**What to do**: Leave the pictures out, and retype all of the material exactly as written.

**Materials provided**:
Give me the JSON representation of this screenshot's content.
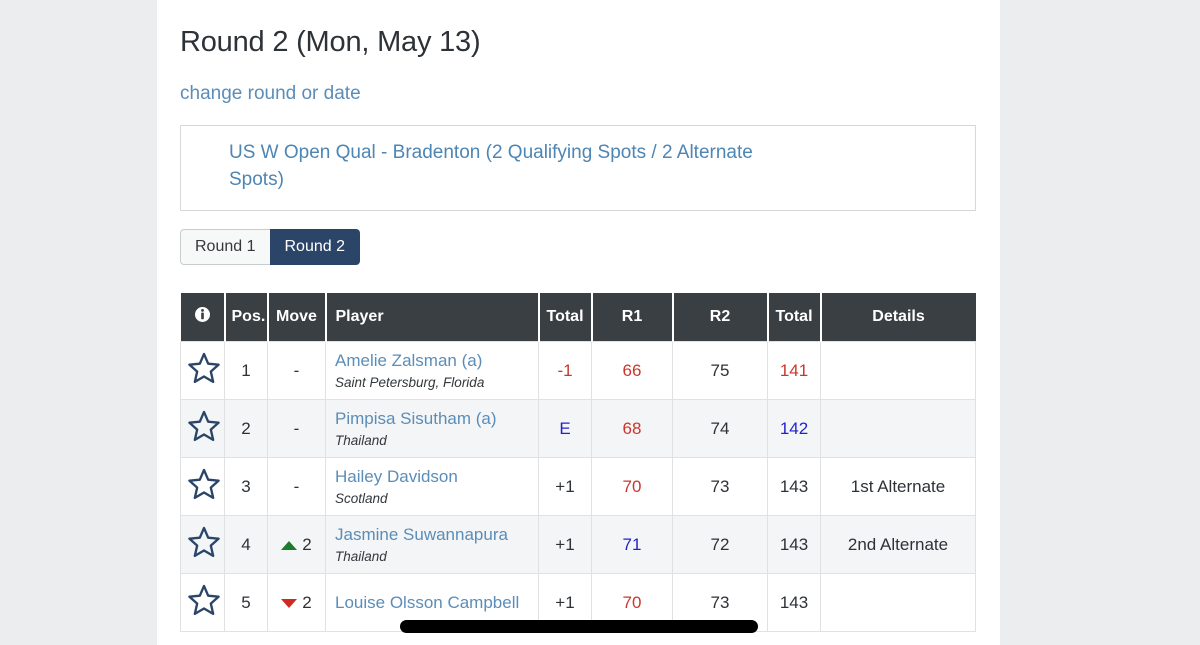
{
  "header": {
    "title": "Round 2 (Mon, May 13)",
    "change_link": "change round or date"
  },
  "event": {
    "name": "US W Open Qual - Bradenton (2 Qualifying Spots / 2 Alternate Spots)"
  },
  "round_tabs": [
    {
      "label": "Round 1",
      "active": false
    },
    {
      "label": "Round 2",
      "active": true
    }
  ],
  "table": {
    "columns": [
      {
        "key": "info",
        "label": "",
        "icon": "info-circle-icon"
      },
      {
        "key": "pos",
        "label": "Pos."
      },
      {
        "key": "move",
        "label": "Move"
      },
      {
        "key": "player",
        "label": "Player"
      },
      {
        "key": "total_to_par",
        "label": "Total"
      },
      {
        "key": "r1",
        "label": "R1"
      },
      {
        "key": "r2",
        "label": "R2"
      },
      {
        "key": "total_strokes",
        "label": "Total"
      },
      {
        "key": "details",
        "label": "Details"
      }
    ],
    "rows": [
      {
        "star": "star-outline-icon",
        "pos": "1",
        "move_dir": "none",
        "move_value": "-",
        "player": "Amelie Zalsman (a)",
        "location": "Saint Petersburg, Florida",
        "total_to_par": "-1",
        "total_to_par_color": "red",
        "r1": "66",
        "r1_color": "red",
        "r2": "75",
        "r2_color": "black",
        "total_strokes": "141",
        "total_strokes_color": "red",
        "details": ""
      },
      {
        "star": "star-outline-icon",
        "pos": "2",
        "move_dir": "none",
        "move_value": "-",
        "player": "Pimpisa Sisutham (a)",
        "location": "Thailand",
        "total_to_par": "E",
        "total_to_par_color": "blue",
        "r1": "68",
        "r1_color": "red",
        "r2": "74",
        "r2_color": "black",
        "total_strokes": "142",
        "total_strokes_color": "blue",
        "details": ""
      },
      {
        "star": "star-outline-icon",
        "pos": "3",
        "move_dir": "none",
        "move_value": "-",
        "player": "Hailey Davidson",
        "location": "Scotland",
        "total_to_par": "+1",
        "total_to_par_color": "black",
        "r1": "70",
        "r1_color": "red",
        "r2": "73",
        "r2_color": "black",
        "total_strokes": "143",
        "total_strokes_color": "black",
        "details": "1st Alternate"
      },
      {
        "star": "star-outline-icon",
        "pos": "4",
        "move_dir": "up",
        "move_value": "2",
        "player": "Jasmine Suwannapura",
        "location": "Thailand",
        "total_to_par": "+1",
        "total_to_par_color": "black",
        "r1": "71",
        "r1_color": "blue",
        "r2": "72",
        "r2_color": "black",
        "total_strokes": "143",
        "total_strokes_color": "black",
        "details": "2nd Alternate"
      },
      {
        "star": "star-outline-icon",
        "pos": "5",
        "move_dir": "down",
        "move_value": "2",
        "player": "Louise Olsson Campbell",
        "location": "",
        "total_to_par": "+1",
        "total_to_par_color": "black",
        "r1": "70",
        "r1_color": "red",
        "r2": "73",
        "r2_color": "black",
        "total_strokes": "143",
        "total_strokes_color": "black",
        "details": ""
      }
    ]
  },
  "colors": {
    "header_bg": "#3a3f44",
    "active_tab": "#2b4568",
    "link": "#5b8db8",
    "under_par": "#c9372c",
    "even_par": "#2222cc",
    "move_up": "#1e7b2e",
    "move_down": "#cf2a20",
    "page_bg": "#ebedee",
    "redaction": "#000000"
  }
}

**Output of the exercise**:
Give me the JSON representation of this screenshot's content.
{
  "header": {
    "title": "Round 2 (Mon, May 13)",
    "change_link": "change round or date"
  },
  "event": {
    "name": "US W Open Qual - Bradenton (2 Qualifying Spots / 2 Alternate Spots)"
  },
  "round_tabs": [
    {
      "label": "Round 1",
      "active": false
    },
    {
      "label": "Round 2",
      "active": true
    }
  ],
  "table": {
    "columns": [
      {
        "key": "info",
        "label": "",
        "icon": "info-circle-icon"
      },
      {
        "key": "pos",
        "label": "Pos."
      },
      {
        "key": "move",
        "label": "Move"
      },
      {
        "key": "player",
        "label": "Player"
      },
      {
        "key": "total_to_par",
        "label": "Total"
      },
      {
        "key": "r1",
        "label": "R1"
      },
      {
        "key": "r2",
        "label": "R2"
      },
      {
        "key": "total_strokes",
        "label": "Total"
      },
      {
        "key": "details",
        "label": "Details"
      }
    ],
    "rows": [
      {
        "star": "star-outline-icon",
        "pos": "1",
        "move_dir": "none",
        "move_value": "-",
        "player": "Amelie Zalsman (a)",
        "location": "Saint Petersburg, Florida",
        "total_to_par": "-1",
        "total_to_par_color": "red",
        "r1": "66",
        "r1_color": "red",
        "r2": "75",
        "r2_color": "black",
        "total_strokes": "141",
        "total_strokes_color": "red",
        "details": ""
      },
      {
        "star": "star-outline-icon",
        "pos": "2",
        "move_dir": "none",
        "move_value": "-",
        "player": "Pimpisa Sisutham (a)",
        "location": "Thailand",
        "total_to_par": "E",
        "total_to_par_color": "blue",
        "r1": "68",
        "r1_color": "red",
        "r2": "74",
        "r2_color": "black",
        "total_strokes": "142",
        "total_strokes_color": "blue",
        "details": ""
      },
      {
        "star": "star-outline-icon",
        "pos": "3",
        "move_dir": "none",
        "move_value": "-",
        "player": "Hailey Davidson",
        "location": "Scotland",
        "total_to_par": "+1",
        "total_to_par_color": "black",
        "r1": "70",
        "r1_color": "red",
        "r2": "73",
        "r2_color": "black",
        "total_strokes": "143",
        "total_strokes_color": "black",
        "details": "1st Alternate"
      },
      {
        "star": "star-outline-icon",
        "pos": "4",
        "move_dir": "up",
        "move_value": "2",
        "player": "Jasmine Suwannapura",
        "location": "Thailand",
        "total_to_par": "+1",
        "total_to_par_color": "black",
        "r1": "71",
        "r1_color": "blue",
        "r2": "72",
        "r2_color": "black",
        "total_strokes": "143",
        "total_strokes_color": "black",
        "details": "2nd Alternate"
      },
      {
        "star": "star-outline-icon",
        "pos": "5",
        "move_dir": "down",
        "move_value": "2",
        "player": "Louise Olsson Campbell",
        "location": "",
        "total_to_par": "+1",
        "total_to_par_color": "black",
        "r1": "70",
        "r1_color": "red",
        "r2": "73",
        "r2_color": "black",
        "total_strokes": "143",
        "total_strokes_color": "black",
        "details": ""
      }
    ]
  },
  "colors": {
    "header_bg": "#3a3f44",
    "active_tab": "#2b4568",
    "link": "#5b8db8",
    "under_par": "#c9372c",
    "even_par": "#2222cc",
    "move_up": "#1e7b2e",
    "move_down": "#cf2a20",
    "page_bg": "#ebedee",
    "redaction": "#000000"
  }
}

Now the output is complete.